## Supplied data:

[Start]

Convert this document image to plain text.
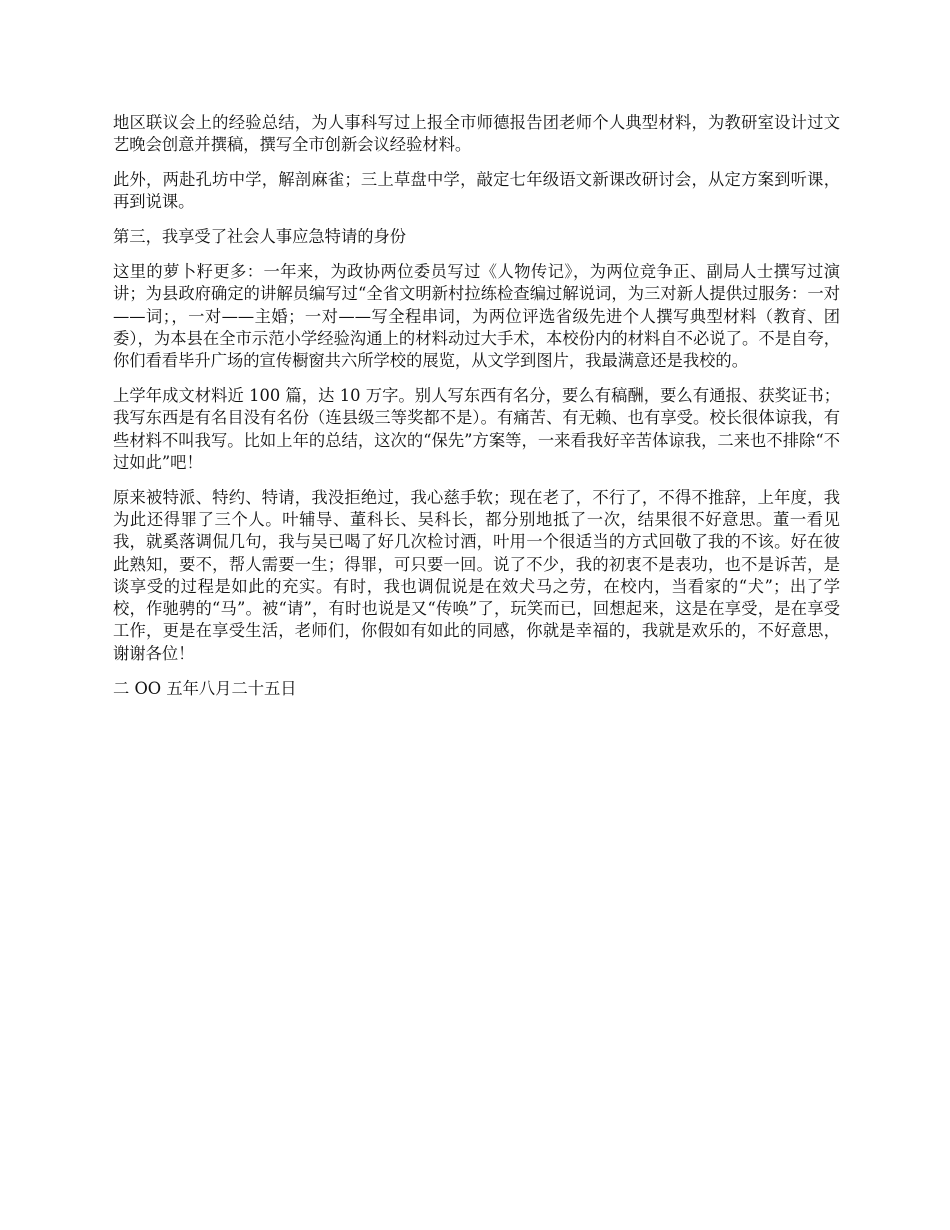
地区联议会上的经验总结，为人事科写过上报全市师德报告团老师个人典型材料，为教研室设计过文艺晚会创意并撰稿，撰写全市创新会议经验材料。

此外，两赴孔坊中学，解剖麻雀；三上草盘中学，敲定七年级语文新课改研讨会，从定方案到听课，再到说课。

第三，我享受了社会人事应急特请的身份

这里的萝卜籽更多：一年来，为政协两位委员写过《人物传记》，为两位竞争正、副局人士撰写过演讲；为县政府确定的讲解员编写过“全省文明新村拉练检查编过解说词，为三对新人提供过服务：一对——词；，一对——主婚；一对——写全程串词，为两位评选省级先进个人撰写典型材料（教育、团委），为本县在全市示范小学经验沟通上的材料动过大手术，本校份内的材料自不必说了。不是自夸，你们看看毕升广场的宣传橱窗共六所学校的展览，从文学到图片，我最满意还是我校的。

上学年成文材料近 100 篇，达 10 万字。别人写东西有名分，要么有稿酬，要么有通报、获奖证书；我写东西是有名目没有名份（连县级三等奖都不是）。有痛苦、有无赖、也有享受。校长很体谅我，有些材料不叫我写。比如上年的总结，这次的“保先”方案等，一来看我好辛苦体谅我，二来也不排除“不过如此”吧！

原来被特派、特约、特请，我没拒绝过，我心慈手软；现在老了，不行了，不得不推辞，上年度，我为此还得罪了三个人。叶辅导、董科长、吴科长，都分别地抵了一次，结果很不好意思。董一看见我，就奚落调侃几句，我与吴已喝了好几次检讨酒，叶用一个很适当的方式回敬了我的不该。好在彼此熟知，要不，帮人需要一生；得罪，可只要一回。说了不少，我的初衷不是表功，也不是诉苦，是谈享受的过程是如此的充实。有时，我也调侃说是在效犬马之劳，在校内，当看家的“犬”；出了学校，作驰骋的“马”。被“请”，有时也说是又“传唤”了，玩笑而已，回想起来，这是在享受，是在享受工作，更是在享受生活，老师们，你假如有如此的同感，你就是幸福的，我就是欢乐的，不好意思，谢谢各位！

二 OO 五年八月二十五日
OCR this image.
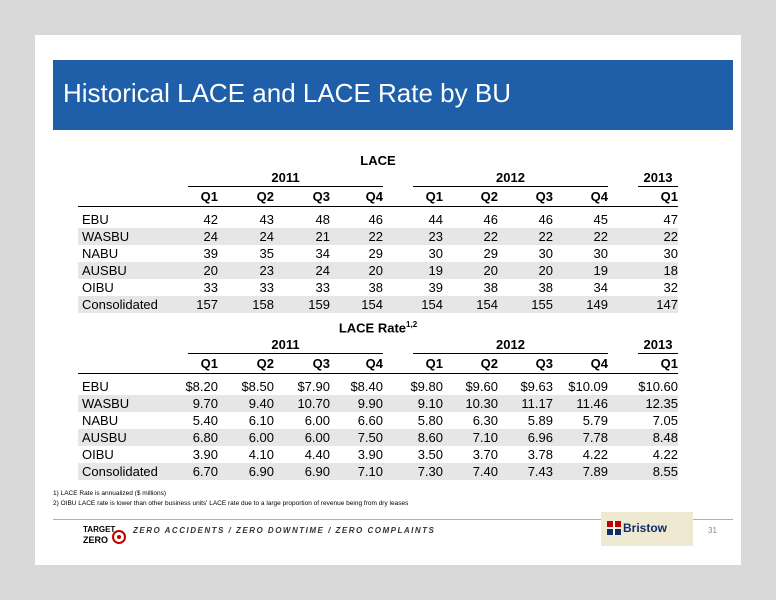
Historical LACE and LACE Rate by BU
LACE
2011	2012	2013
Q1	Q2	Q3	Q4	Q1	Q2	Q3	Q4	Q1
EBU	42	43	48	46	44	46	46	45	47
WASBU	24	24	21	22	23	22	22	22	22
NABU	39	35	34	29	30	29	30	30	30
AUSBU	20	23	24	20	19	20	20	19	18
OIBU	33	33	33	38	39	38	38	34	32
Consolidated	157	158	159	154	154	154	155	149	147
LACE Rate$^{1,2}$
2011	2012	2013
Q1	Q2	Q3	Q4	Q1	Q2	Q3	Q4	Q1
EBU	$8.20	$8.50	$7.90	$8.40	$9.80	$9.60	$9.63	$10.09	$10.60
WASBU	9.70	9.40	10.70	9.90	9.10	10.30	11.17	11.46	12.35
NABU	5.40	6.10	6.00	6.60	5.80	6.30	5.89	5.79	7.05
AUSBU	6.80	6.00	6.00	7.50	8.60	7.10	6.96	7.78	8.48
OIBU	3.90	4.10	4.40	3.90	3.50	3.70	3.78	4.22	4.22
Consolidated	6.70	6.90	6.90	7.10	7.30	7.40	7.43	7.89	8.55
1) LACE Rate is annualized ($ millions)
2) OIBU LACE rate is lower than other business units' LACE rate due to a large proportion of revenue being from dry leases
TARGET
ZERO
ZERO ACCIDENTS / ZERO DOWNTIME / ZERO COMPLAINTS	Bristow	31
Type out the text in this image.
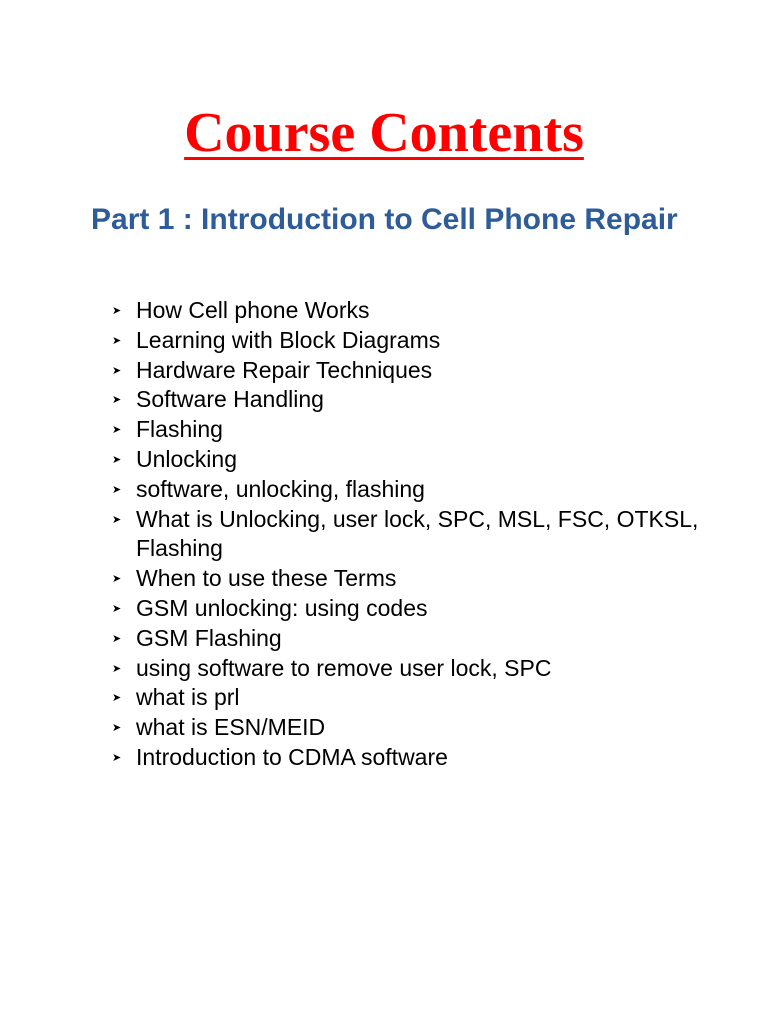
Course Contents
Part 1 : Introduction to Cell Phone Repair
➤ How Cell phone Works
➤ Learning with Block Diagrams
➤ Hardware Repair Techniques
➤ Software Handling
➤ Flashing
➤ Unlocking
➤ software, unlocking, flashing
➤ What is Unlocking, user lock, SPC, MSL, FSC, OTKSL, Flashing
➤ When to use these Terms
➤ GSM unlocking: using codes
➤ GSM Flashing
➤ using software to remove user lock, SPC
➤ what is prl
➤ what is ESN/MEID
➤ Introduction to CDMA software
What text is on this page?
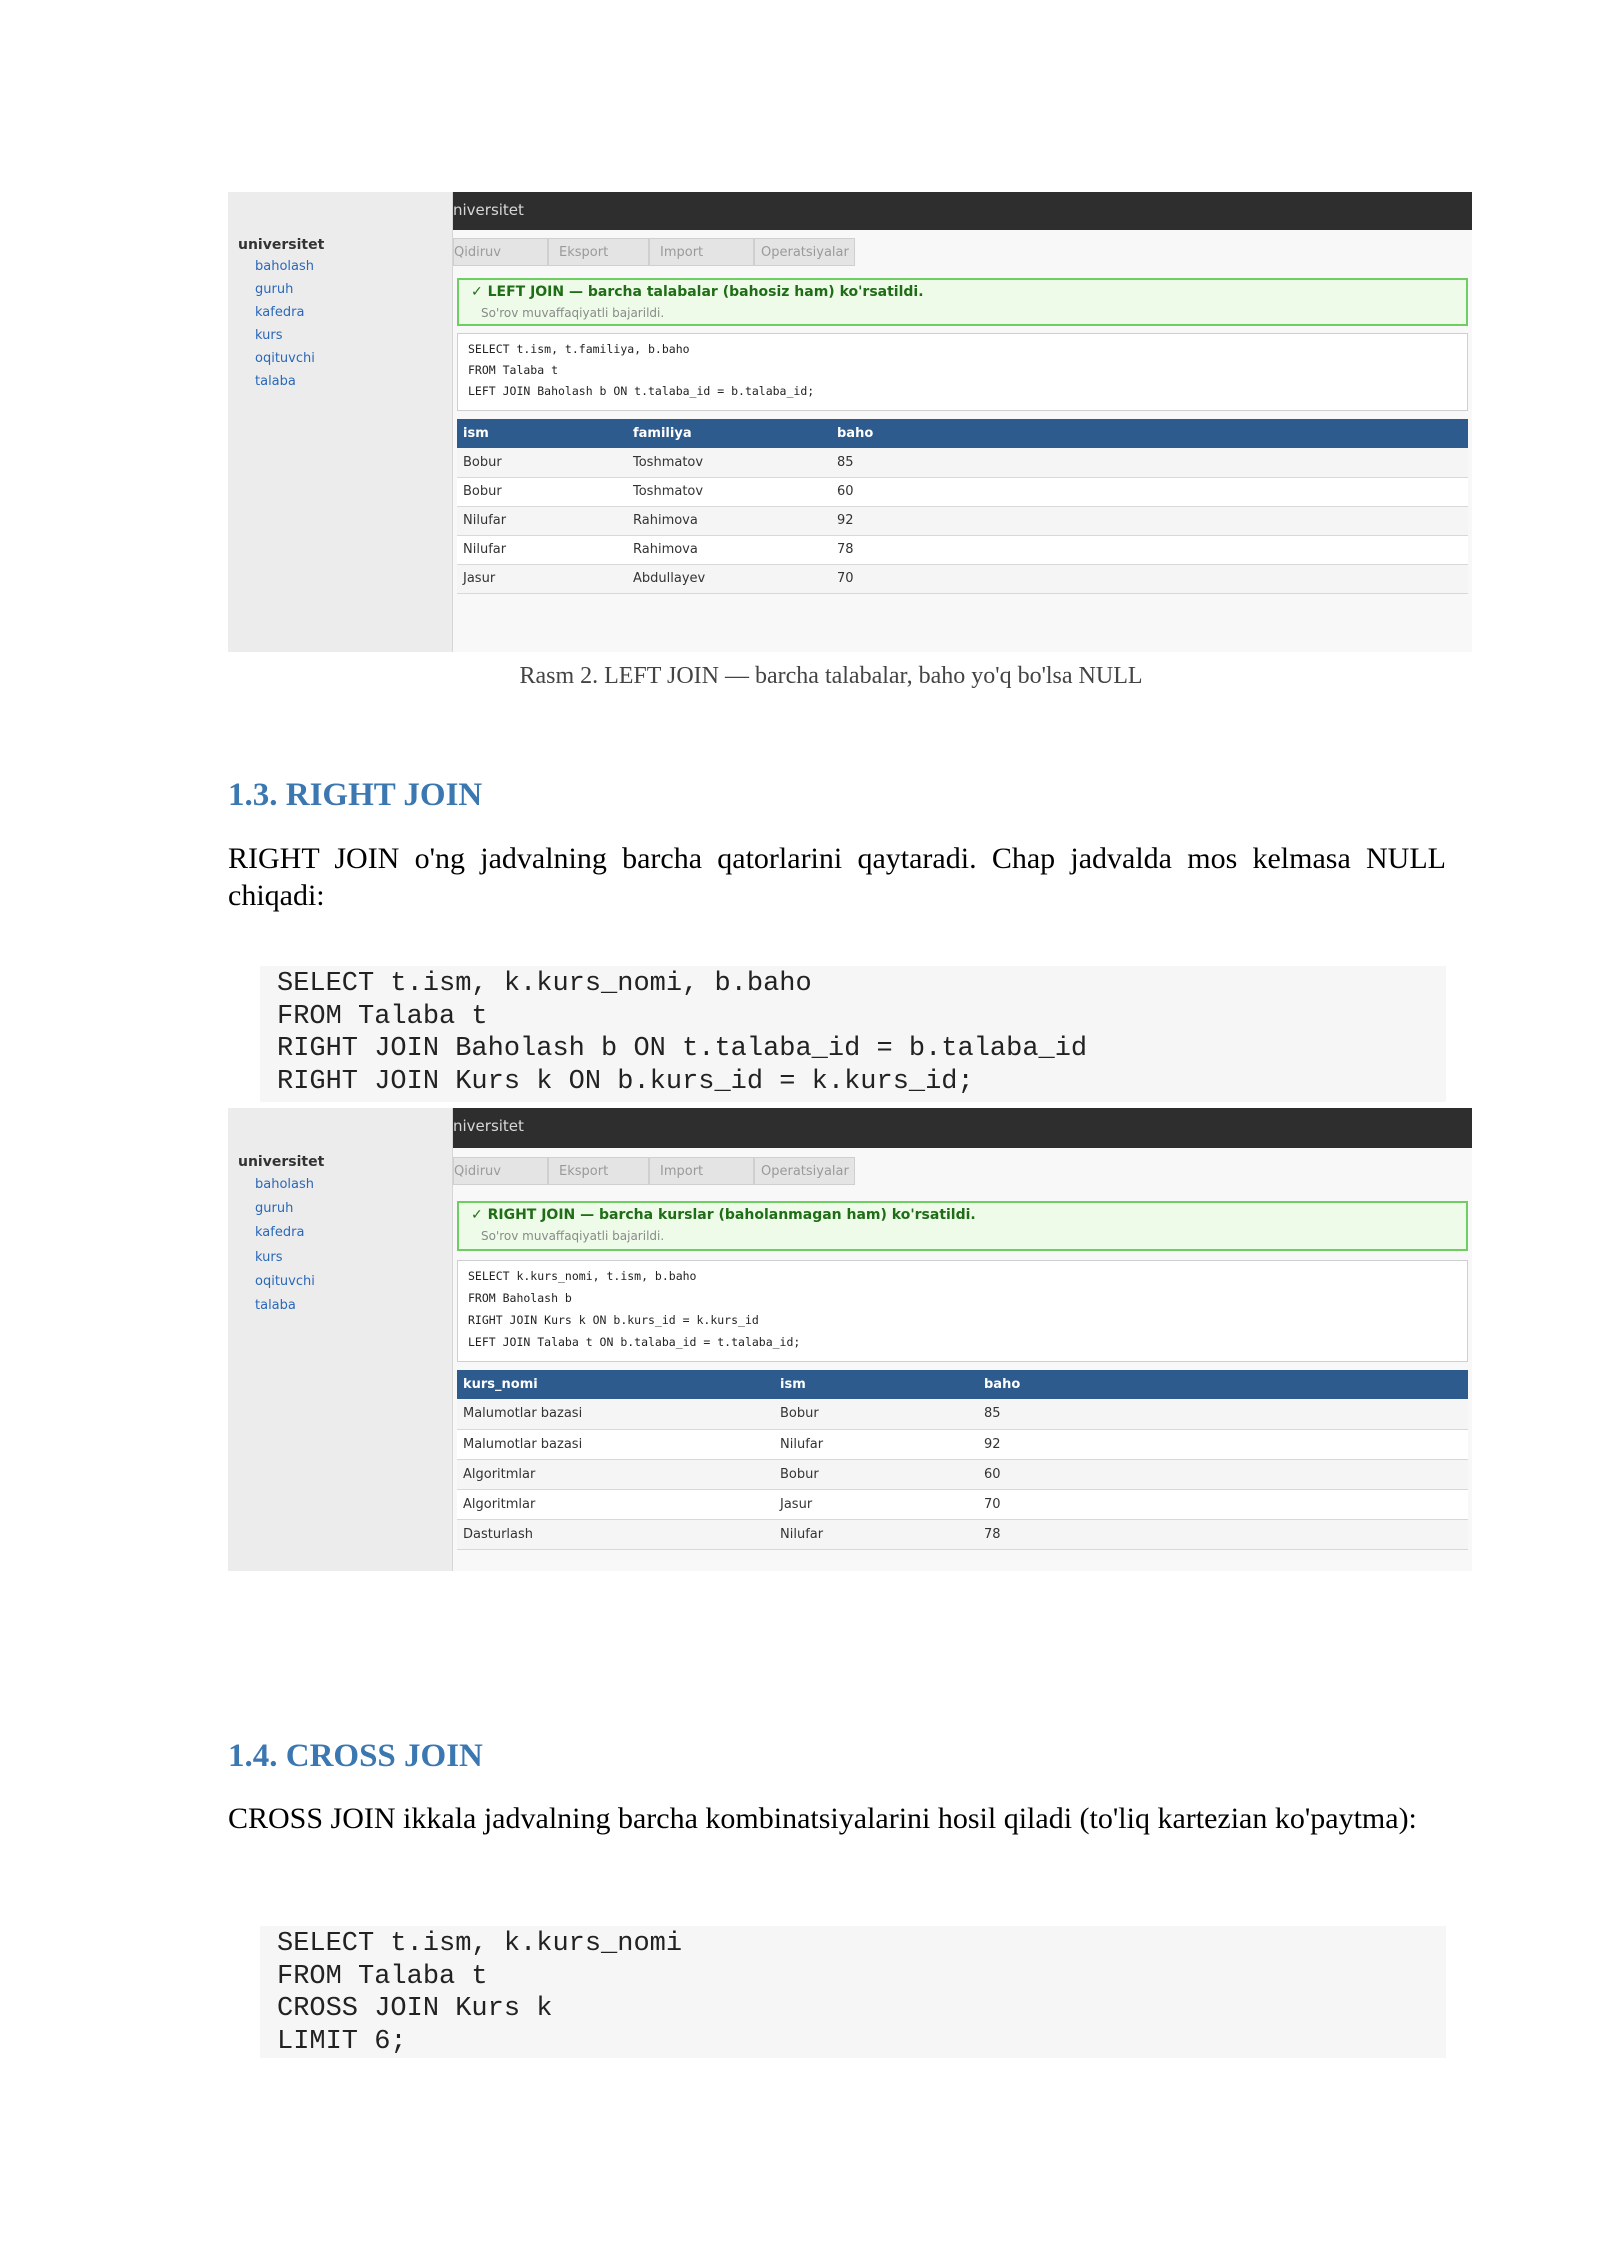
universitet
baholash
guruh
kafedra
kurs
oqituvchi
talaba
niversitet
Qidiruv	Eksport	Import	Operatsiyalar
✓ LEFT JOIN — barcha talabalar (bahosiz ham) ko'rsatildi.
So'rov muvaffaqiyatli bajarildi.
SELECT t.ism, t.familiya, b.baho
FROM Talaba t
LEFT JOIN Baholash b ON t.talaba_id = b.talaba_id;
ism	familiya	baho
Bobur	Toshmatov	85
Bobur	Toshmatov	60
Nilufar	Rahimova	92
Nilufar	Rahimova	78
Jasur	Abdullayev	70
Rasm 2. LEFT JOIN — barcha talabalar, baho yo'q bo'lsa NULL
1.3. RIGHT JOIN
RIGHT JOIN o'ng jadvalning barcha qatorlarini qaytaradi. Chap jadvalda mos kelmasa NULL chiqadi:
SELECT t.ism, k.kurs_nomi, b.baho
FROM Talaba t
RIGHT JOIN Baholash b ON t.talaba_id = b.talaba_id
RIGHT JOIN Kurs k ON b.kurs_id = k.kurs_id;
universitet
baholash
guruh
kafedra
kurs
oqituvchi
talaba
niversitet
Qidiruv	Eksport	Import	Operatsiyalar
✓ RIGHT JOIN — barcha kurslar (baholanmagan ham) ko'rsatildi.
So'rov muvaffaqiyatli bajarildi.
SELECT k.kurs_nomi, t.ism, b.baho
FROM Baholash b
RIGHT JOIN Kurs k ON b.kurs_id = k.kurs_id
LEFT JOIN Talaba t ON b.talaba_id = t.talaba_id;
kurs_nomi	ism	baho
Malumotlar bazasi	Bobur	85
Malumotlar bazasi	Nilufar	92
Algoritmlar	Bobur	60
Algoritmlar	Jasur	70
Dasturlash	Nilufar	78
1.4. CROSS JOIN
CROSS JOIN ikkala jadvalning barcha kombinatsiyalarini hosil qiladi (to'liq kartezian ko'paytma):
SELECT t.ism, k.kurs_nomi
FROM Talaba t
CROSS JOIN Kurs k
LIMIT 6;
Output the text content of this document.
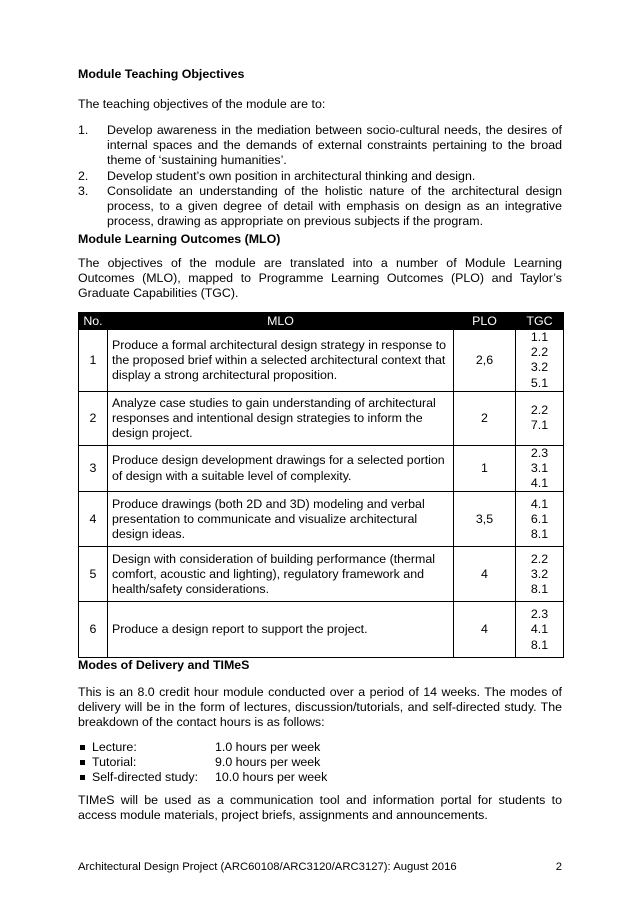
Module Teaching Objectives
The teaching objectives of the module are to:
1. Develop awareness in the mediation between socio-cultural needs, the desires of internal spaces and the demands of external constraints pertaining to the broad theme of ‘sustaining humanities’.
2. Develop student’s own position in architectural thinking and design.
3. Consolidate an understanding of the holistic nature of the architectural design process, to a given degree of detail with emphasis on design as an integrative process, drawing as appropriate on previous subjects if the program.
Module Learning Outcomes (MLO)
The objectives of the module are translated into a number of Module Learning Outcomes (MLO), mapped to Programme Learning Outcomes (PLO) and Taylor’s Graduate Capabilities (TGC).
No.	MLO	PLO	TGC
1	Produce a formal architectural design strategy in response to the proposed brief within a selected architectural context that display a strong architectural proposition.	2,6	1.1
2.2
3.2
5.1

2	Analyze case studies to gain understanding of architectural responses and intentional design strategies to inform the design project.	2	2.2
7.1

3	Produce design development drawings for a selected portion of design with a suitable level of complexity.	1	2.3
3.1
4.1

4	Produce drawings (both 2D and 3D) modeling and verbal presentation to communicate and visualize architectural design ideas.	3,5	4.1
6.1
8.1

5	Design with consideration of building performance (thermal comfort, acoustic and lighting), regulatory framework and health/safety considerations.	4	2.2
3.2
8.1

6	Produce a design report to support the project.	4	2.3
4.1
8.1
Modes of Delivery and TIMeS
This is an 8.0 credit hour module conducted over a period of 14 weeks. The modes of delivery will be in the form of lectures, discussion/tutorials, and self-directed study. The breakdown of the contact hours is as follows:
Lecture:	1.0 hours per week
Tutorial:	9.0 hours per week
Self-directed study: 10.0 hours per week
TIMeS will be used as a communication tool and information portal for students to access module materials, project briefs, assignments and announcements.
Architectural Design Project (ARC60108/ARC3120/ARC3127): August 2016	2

[End]

## Task prompt:
From the listing above, copy every line that includes the word "AUSBU".

## Full answer:
AUSBU	20	23	24	20	19	20	20	19	18
AUSBU	6.80	6.00	6.00	7.50	8.60	7.10	6.96	7.78	8.48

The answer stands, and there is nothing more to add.